▶ ENUNCIADO DO EXERCÍCIO
Reproduza fielmente a passagem do trecho abaixo sobre os Objetivos de Desenvolvimento Sustentável que começa em "Em 2030, com" e termina em "lançada neste ano.".
───── TRECHO PARA LEITURA ─────
A criação de uma nova agenda de desenvolvimento para os próximos 15 anos, representada pelos Objetivos de Desenvolvimento Sustentável (ODS), precisa ser devidamente reconhecida. Aqueles que estão familiarizados com os processos multilaterais sabem do desafio de construir por meio de consenso uma agenda dessa importância no âmbito das Nações Unidas. Contudo, as negociações que levaram países ricos e em desenvolvimento a concordarem sobre uma agenda que resume os desafios civilizatórios das próximas décadas fazem crescer expectativas quanto a sua real consecução.
O panorama complexo que aglutina crise econômica e financeira, crise climática e uma crise humanitária derivada de migrações forçadas, fragiliza as capacidades políticas de resposta. No entanto, reforça a urgência e a importância dessa nova agenda, tornando fundamentais uma avaliação dos aprendizados deixados pelos Objetivos de Desenvolvimento do Milênio (ODM) e um olhar atento para os arranjos institucionais e os meios de implementação necessários.
As perspectivas conjunturais que se projetam logo à frente traduzem a complexidade dos esforços requeridos. Diversas fontes indicam aumento da taxa de concentração de renda mundial.
Estudo do banco Credit Suisse, publicado neste ano, por exemplo, aponta que a metade da riqueza do planeta está nas mãos de 1% da população. Por outro lado, um relatório sobre água e energia, publicado pela Unesco em 2014, relata que 768 milhões de pessoas ainda não têm acesso à água tratada, outras 2,5 bilhões vivem em condições sanitárias ruins ou péssimas e 1,3 bilhão de pessoas não têm acesso à eletricidade.
Em 2030, com a projeção do aumento da população das áreas urbanas e a crescente demanda das classes médias, serão necessários 50% mais energia, 40% mais água e 35% mais alimento, se comparado com a oferta disponível atualmente. Uma população mundial estimada então em 8,3 bilhões de pessoas pressionará cada vez mais por recursos como terra e água, essenciais à produção de alimentos.
Este crescimento populacional, associado a um quadro de mudanças climáticas, poderia resultar em escassez de alimentos, água e energia em todo o mundo. São essas algumas das constatações da publicação sobre grandes tendências mundiais reunidas pelo Ipea e lançada neste ano.
Avaliando estes cenários é compreensível, portanto, que o acordo multilateral que deu origem aos ODS assuma tal abrangência. Suas metas articulam dimensões que vão do enfrentamento da pobreza, passando por temas como transparência pública, agricultura sustentável, gestão de recursos naturais, novos modelos de produção e consumo, direitos das mulheres, qualidade dos serviços de educação e saúde, até geração de energia e construção de cidades mais inclusivas.
Mesmo assim, o tratado tem o mérito de reafirmar pactos que remontam mais de 40 anos de acordos internacionais abordando compromissos com democracia, direitos humanos, desenvolvimento como fenômeno multidimensional, além do combate à pobreza e à desigualdade. Nesse sentido, reforça trajetórias e pauta o futuro com uma agenda que trata dos principais problemas civilizatórios atuais.
───── DADOS APRESENTADOS ─────
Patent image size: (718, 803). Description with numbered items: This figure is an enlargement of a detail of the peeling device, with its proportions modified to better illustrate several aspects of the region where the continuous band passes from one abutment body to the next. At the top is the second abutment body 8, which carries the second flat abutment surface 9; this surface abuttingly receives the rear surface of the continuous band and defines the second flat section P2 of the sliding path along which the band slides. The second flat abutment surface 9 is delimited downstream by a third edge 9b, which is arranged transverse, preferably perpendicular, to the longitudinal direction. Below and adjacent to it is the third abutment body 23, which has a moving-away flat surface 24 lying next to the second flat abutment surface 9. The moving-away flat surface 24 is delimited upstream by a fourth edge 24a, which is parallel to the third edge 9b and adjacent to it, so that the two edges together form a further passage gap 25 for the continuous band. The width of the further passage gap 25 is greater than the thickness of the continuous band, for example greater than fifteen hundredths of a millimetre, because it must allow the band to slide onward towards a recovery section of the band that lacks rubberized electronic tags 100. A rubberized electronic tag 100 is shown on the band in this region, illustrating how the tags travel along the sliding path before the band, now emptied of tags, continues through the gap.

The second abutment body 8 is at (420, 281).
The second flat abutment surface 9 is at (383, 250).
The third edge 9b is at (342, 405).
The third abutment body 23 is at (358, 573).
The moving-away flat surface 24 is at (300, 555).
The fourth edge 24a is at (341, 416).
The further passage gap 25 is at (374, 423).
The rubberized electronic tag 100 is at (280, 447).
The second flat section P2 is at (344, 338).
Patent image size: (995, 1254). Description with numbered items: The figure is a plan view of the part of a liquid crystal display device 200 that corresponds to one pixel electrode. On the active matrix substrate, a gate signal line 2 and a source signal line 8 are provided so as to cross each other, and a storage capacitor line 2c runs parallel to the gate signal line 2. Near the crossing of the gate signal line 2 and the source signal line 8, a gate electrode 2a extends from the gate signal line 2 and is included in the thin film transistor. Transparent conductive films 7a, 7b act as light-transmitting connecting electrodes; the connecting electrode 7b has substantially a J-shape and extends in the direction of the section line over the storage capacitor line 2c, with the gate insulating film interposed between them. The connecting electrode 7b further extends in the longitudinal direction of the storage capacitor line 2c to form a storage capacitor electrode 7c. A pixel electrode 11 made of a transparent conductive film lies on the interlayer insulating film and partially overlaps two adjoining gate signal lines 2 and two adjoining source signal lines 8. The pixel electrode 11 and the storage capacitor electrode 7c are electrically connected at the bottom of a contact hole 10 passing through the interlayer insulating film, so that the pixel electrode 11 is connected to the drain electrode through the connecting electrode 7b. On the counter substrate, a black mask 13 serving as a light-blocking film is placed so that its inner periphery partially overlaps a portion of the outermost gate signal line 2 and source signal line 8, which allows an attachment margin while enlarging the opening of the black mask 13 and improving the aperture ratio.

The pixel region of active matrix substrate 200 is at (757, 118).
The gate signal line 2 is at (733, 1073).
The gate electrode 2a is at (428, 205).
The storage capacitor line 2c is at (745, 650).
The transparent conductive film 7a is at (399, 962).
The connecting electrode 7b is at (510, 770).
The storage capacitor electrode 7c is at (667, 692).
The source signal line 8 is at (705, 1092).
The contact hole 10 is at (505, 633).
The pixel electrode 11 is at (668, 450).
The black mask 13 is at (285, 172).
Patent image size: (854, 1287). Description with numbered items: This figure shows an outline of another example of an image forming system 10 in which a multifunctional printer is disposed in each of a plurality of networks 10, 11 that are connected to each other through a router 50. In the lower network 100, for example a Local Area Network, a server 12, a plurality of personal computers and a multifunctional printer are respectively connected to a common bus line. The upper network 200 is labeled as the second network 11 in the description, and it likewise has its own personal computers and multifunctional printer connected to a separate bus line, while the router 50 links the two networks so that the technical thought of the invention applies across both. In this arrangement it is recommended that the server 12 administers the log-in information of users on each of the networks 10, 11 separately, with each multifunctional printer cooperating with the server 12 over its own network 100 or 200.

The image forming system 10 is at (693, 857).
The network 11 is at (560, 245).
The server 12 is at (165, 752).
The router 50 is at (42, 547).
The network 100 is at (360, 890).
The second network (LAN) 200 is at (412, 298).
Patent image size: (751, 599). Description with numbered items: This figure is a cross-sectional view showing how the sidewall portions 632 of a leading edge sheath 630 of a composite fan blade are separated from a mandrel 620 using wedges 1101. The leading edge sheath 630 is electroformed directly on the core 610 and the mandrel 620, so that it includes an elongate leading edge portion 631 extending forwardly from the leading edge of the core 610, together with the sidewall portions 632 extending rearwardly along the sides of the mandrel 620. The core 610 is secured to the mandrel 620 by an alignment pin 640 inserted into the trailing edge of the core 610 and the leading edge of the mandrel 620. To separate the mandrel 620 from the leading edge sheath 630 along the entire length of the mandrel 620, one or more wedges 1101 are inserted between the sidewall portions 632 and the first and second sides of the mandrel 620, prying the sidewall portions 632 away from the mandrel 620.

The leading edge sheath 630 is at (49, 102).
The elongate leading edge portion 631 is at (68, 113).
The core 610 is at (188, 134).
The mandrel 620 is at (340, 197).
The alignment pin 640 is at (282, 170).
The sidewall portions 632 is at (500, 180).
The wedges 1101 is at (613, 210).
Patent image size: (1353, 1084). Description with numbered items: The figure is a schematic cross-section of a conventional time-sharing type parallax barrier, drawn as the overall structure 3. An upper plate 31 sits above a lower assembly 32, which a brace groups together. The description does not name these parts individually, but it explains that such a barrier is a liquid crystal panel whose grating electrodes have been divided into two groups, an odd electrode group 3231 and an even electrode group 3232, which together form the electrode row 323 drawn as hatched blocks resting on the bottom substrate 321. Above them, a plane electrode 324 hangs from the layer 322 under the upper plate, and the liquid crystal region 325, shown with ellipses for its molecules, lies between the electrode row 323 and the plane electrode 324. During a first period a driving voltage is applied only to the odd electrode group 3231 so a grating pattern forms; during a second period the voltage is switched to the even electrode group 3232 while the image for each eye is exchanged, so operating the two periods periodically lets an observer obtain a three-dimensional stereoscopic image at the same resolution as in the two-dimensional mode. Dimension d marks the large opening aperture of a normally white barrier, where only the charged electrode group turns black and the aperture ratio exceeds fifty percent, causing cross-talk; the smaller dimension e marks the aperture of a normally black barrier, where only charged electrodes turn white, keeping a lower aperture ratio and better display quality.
─────
▶ RESPOSTA DA TAREFA
Em 2030, com a projeção do aumento da população das áreas urbanas e a crescente demanda das classes médias, serão necessários 50% mais energia, 40% mais água e 35% mais alimento, se comparado com a oferta disponível atualmente. Uma população mundial estimada então em 8,3 bilhões de pessoas pressionará cada vez mais por recursos como terra e água, essenciais à produção de alimentos.
Este crescimento populacional, associado a um quadro de mudanças climáticas, poderia resultar em escassez de alimentos, água e energia em todo o mundo. São essas algumas das constatações da publicação sobre grandes tendências mundiais reunidas pelo Ipea e lançada neste ano.